WHAT YOU NEED TO DO: Send back all the data below, exactly as given.

________________________________________

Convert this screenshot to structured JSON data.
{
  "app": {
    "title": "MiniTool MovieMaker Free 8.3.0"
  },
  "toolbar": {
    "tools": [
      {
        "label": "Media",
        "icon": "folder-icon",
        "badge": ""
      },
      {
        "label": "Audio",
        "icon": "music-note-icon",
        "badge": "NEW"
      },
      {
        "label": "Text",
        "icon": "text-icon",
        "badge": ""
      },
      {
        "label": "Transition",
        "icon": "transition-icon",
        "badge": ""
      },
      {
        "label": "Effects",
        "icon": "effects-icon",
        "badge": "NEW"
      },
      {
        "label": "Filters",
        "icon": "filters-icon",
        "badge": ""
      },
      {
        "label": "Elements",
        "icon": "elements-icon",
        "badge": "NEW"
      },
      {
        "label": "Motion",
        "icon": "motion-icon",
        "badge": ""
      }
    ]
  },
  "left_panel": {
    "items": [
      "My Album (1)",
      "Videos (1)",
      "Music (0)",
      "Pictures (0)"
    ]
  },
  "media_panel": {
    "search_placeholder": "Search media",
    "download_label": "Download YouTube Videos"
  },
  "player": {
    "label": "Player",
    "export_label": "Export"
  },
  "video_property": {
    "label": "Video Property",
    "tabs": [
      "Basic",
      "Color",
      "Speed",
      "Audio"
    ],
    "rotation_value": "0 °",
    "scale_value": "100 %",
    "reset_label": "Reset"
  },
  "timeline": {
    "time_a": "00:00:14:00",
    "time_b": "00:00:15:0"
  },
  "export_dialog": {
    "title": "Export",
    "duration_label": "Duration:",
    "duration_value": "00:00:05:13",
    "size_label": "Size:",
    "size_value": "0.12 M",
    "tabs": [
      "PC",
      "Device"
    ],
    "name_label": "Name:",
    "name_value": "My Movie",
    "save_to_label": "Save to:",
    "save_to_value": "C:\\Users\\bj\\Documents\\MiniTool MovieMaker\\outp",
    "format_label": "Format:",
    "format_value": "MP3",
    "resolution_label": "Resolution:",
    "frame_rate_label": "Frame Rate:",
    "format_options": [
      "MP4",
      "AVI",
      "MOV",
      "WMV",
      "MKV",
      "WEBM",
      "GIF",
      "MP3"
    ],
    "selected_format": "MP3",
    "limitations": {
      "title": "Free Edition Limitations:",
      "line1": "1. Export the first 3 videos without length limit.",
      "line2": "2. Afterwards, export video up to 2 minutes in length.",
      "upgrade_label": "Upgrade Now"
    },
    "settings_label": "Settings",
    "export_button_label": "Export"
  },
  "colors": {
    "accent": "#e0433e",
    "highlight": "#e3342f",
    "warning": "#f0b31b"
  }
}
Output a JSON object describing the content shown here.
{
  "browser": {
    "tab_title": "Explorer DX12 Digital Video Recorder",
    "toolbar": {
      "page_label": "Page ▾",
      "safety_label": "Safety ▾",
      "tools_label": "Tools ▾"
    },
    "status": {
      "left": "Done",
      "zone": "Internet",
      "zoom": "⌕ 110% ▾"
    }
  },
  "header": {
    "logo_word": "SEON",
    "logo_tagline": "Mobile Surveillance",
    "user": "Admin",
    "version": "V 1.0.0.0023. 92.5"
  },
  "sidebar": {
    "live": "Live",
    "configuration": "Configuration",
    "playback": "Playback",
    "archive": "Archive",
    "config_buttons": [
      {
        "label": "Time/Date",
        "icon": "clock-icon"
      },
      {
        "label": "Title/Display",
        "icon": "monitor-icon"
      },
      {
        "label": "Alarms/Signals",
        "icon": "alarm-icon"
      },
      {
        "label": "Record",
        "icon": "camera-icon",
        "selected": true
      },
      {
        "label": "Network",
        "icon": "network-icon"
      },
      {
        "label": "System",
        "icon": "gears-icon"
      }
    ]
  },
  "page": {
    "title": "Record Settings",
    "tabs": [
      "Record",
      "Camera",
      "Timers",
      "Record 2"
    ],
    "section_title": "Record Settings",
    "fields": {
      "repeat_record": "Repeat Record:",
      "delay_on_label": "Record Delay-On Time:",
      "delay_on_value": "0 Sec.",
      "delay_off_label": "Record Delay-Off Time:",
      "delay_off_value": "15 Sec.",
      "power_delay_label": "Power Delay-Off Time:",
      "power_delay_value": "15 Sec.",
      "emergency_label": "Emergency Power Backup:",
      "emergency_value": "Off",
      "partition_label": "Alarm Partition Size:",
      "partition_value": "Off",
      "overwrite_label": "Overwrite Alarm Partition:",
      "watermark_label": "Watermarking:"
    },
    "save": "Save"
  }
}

________________________________________

TASK RESULT:
Convert this screenshot to structured JSON data.
{
  "app": {
    "title": "MiniTool MovieMaker Free 8.3.0"
  },
  "toolbar": {
    "tools": [
      {
        "label": "Media",
        "icon": "folder-icon",
        "badge": ""
      },
      {
        "label": "Audio",
        "icon": "music-note-icon",
        "badge": "NEW"
      },
      {
        "label": "Text",
        "icon": "text-icon",
        "badge": ""
      },
      {
        "label": "Transition",
        "icon": "transition-icon",
        "badge": ""
      },
      {
        "label": "Effects",
        "icon": "effects-icon",
        "badge": "NEW"
      },
      {
        "label": "Filters",
        "icon": "filters-icon",
        "badge": ""
      },
      {
        "label": "Elements",
        "icon": "elements-icon",
        "badge": "NEW"
      },
      {
        "label": "Motion",
        "icon": "motion-icon",
        "badge": ""
      }
    ]
  },
  "left_panel": {
    "items": [
      "My Album (1)",
      "Videos (1)",
      "Music (0)",
      "Pictures (0)"
    ]
  },
  "media_panel": {
    "search_placeholder": "Search media",
    "download_label": "Download YouTube Videos"
  },
  "player": {
    "label": "Player",
    "export_label": "Export"
  },
  "video_property": {
    "label": "Video Property",
    "tabs": [
      "Basic",
      "Color",
      "Speed",
      "Audio"
    ],
    "rotation_value": "0 °",
    "scale_value": "100 %",
    "reset_label": "Reset"
  },
  "timeline": {
    "time_a": "00:00:14:00",
    "time_b": "00:00:15:0"
  },
  "export_dialog": {
    "title": "Export",
    "duration_label": "Duration:",
    "duration_value": "00:00:05:13",
    "size_label": "Size:",
    "size_value": "0.12 M",
    "tabs": [
      "PC",
      "Device"
    ],
    "name_label": "Name:",
    "name_value": "My Movie",
    "save_to_label": "Save to:",
    "save_to_value": "C:\\Users\\bj\\Documents\\MiniTool MovieMaker\\outp",
    "format_label": "Format:",
    "format_value": "MP3",
    "resolution_label": "Resolution:",
    "frame_rate_label": "Frame Rate:",
    "format_options": [
      "MP4",
      "AVI",
      "MOV",
      "WMV",
      "MKV",
      "WEBM",
      "GIF",
      "MP3"
    ],
    "selected_format": "MP3",
    "limitations": {
      "title": "Free Edition Limitations:",
      "line1": "1. Export the first 3 videos without length limit.",
      "line2": "2. Afterwards, export video up to 2 minutes in length.",
      "upgrade_label": "Upgrade Now"
    },
    "settings_label": "Settings",
    "export_button_label": "Export"
  },
  "colors": {
    "accent": "#e0433e",
    "highlight": "#e3342f",
    "warning": "#f0b31b"
  }
}
Output a JSON object describing the content shown here.
{
  "browser": {
    "tab_title": "Explorer DX12 Digital Video Recorder",
    "toolbar": {
      "page_label": "Page ▾",
      "safety_label": "Safety ▾",
      "tools_label": "Tools ▾"
    },
    "status": {
      "left": "Done",
      "zone": "Internet",
      "zoom": "⌕ 110% ▾"
    }
  },
  "header": {
    "logo_word": "SEON",
    "logo_tagline": "Mobile Surveillance",
    "user": "Admin",
    "version": "V 1.0.0.0023. 92.5"
  },
  "sidebar": {
    "live": "Live",
    "configuration": "Configuration",
    "playback": "Playback",
    "archive": "Archive",
    "config_buttons": [
      {
        "label": "Time/Date",
        "icon": "clock-icon"
      },
      {
        "label": "Title/Display",
        "icon": "monitor-icon"
      },
      {
        "label": "Alarms/Signals",
        "icon": "alarm-icon"
      },
      {
        "label": "Record",
        "icon": "camera-icon",
        "selected": true
      },
      {
        "label": "Network",
        "icon": "network-icon"
      },
      {
        "label": "System",
        "icon": "gears-icon"
      }
    ]
  },
  "page": {
    "title": "Record Settings",
    "tabs": [
      "Record",
      "Camera",
      "Timers",
      "Record 2"
    ],
    "section_title": "Record Settings",
    "fields": {
      "repeat_record": "Repeat Record:",
      "delay_on_label": "Record Delay-On Time:",
      "delay_on_value": "0 Sec.",
      "delay_off_label": "Record Delay-Off Time:",
      "delay_off_value": "15 Sec.",
      "power_delay_label": "Power Delay-Off Time:",
      "power_delay_value": "15 Sec.",
      "emergency_label": "Emergency Power Backup:",
      "emergency_value": "Off",
      "partition_label": "Alarm Partition Size:",
      "partition_value": "Off",
      "overwrite_label": "Overwrite Alarm Partition:",
      "watermark_label": "Watermarking:"
    },
    "save": "Save"
  }
}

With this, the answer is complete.